Stored entries:
··········
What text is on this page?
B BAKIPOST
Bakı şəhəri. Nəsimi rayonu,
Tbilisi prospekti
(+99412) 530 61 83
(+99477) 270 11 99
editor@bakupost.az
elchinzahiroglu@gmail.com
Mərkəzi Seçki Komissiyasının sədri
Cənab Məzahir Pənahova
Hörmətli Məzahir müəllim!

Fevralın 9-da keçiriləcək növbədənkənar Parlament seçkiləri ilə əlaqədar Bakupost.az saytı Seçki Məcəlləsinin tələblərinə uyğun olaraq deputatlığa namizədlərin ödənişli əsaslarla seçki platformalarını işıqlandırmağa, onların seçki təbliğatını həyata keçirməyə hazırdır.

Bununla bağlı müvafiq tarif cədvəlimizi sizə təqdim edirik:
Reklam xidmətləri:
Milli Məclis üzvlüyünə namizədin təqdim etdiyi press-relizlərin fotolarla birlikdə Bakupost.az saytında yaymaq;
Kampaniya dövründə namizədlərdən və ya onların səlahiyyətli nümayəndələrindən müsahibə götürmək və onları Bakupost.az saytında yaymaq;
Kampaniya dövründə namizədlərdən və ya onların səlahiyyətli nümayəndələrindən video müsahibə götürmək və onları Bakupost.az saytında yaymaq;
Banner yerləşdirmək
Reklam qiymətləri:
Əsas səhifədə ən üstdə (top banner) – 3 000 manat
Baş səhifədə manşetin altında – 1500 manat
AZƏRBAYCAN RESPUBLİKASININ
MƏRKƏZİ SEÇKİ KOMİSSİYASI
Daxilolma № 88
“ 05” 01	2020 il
··········
Requirement :: Copy, from the material, each line that holds the string "nümayəndələrindən".

Answer below ::
Kampaniya dövründə namizədlərdən və ya onların səlahiyyətli nümayəndələrindən müsahibə götürmək və onları Bakupost.az saytında yaymaq;
Kampaniya dövründə namizədlərdən və ya onların səlahiyyətli nümayəndələrindən video müsahibə götürmək və onları Bakupost.az saytında yaymaq;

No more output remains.